## The request
All of the lines below are to be transcribed faithfully, with pictures excluded from the copy.

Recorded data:
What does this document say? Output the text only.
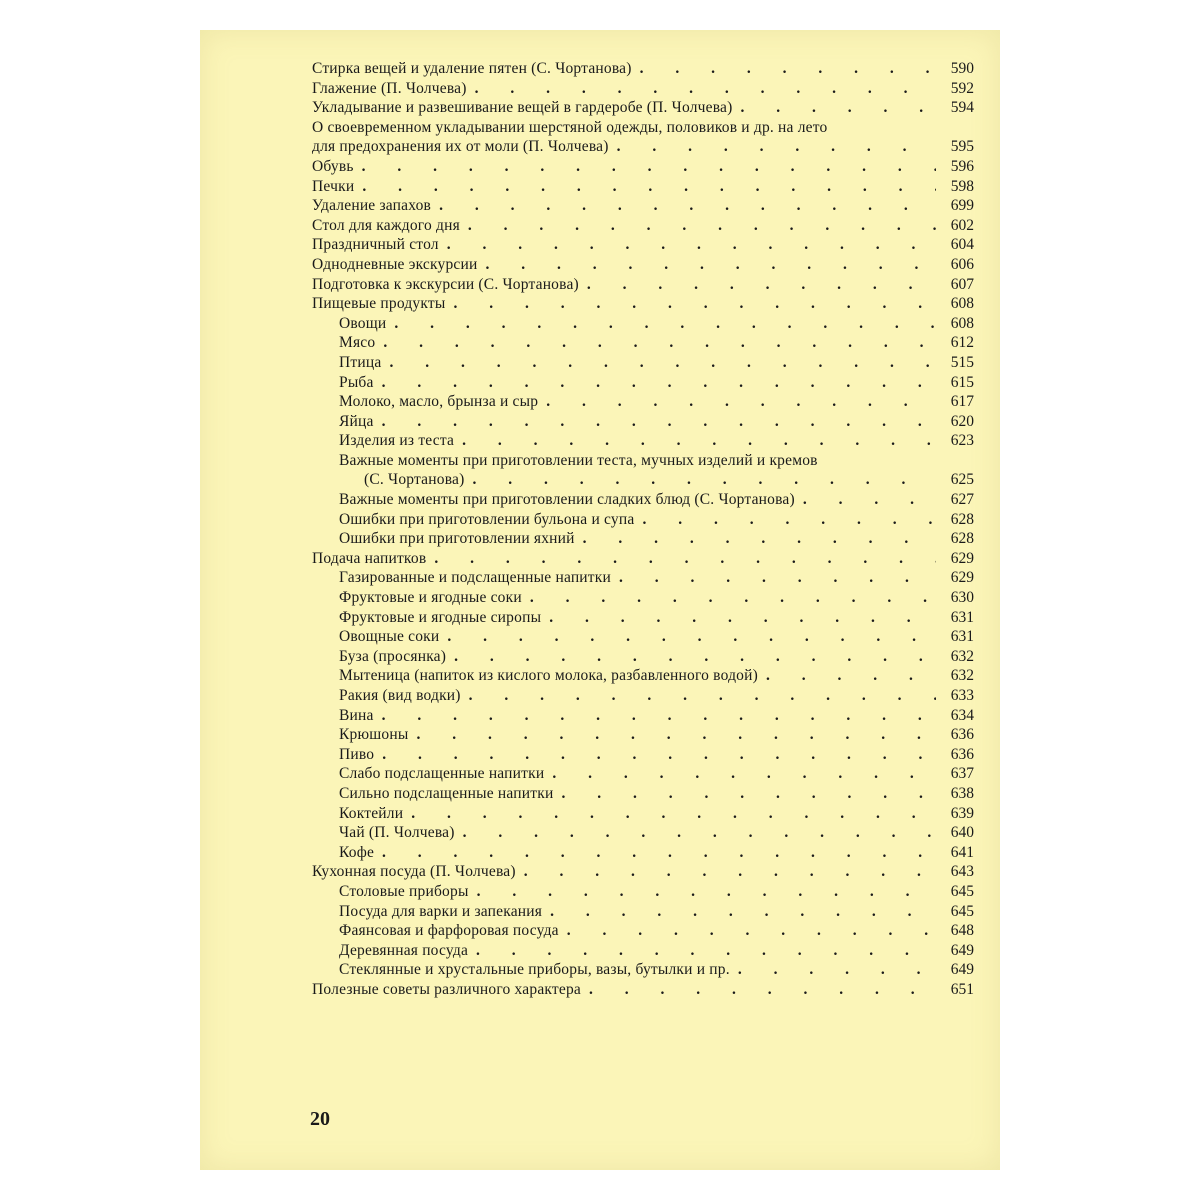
Стирка вещей и удаление пятен (С. Чортанова) . . .	590
Глажение (П. Чолчева) . . .	592
Укладывание и развешивание вещей в гардеробе (П. Чолчева) . . .	594
О своевременном укладывании шерстяной одежды, половиков и др. на лето
для предохранения их от моли (П. Чолчева) . . .	595
Обувь . . .	596
Печки . . .	598
Удаление запахов . . .	699
Стол для каждого дня . . .	602
Праздничный стол . . .	604
Однодневные экскурсии . . .	606
Подготовка к экскурсии (С. Чортанова) . . .	607
Пищевые продукты . . .	608
Овощи . . .	608
Мясо . . .	612
Птица . . .	515
Рыба . . .	615
Молоко, масло, брынза и сыр . . .	617
Яйца . . .	620
Изделия из теста . . .	623
Важные моменты при приготовлении теста, мучных изделий и кремов
(С. Чортанова) . . .	625
Важные моменты при приготовлении сладких блюд (С. Чортанова) . . .	627
Ошибки при приготовлении бульона и супа . . .	628
Ошибки при приготовлении яхний . . .	628
Подача напитков . . .	629
Газированные и подслащенные напитки . . .	629
Фруктовые и ягодные соки . . .	630
Фруктовые и ягодные сиропы . . .	631
Овощные соки . . .	631
Буза (просянка) . . .	632
Мытеница (напиток из кислого молока, разбавленного водой) . . .	632
Ракия (вид водки) . . .	633
Вина . . .	634
Крюшоны . . .	636
Пиво . . .	636
Слабо подслащенные напитки . . .	637
Сильно подслащенные напитки . . .	638
Коктейли . . .	639
Чай (П. Чолчева) . . .	640
Кофе . . .	641
Кухонная посуда (П. Чолчева) . . .	643
Столовые приборы . . .	645
Посуда для варки и запекания . . .	645
Фаянсовая и фарфоровая посуда . . .	648
Деревянная посуда . . .	649
Стеклянные и хрустальные приборы, вазы, бутылки и пр. . . .	649
Полезные советы различного характера . . .	651
20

## Full output
What does this document say? Output the text only.
Стирка вещей и удаление пятен (С. Чортанова) . . .	590
Глажение (П. Чолчева) . . .	592
Укладывание и развешивание вещей в гардеробе (П. Чолчева) . . .	594
О своевременном укладывании шерстяной одежды, половиков и др. на лето
для предохранения их от моли (П. Чолчева) . . .	595
Обувь . . .	596
Печки . . .	598
Удаление запахов . . .	699
Стол для каждого дня . . .	602
Праздничный стол . . .	604
Однодневные экскурсии . . .	606
Подготовка к экскурсии (С. Чортанова) . . .	607
Пищевые продукты . . .	608
Овощи . . .	608
Мясо . . .	612
Птица . . .	515
Рыба . . .	615
Молоко, масло, брынза и сыр . . .	617
Яйца . . .	620
Изделия из теста . . .	623
Важные моменты при приготовлении теста, мучных изделий и кремов
(С. Чортанова) . . .	625
Важные моменты при приготовлении сладких блюд (С. Чортанова) . . .	627
Ошибки при приготовлении бульона и супа . . .	628
Ошибки при приготовлении яхний . . .	628
Подача напитков . . .	629
Газированные и подслащенные напитки . . .	629
Фруктовые и ягодные соки . . .	630
Фруктовые и ягодные сиропы . . .	631
Овощные соки . . .	631
Буза (просянка) . . .	632
Мытеница (напиток из кислого молока, разбавленного водой) . . .	632
Ракия (вид водки) . . .	633
Вина . . .	634
Крюшоны . . .	636
Пиво . . .	636
Слабо подслащенные напитки . . .	637
Сильно подслащенные напитки . . .	638
Коктейли . . .	639
Чай (П. Чолчева) . . .	640
Кофе . . .	641
Кухонная посуда (П. Чолчева) . . .	643
Столовые приборы . . .	645
Посуда для варки и запекания . . .	645
Фаянсовая и фарфоровая посуда . . .	648
Деревянная посуда . . .	649
Стеклянные и хрустальные приборы, вазы, бутылки и пр. . . .	649
Полезные советы различного характера . . .	651
20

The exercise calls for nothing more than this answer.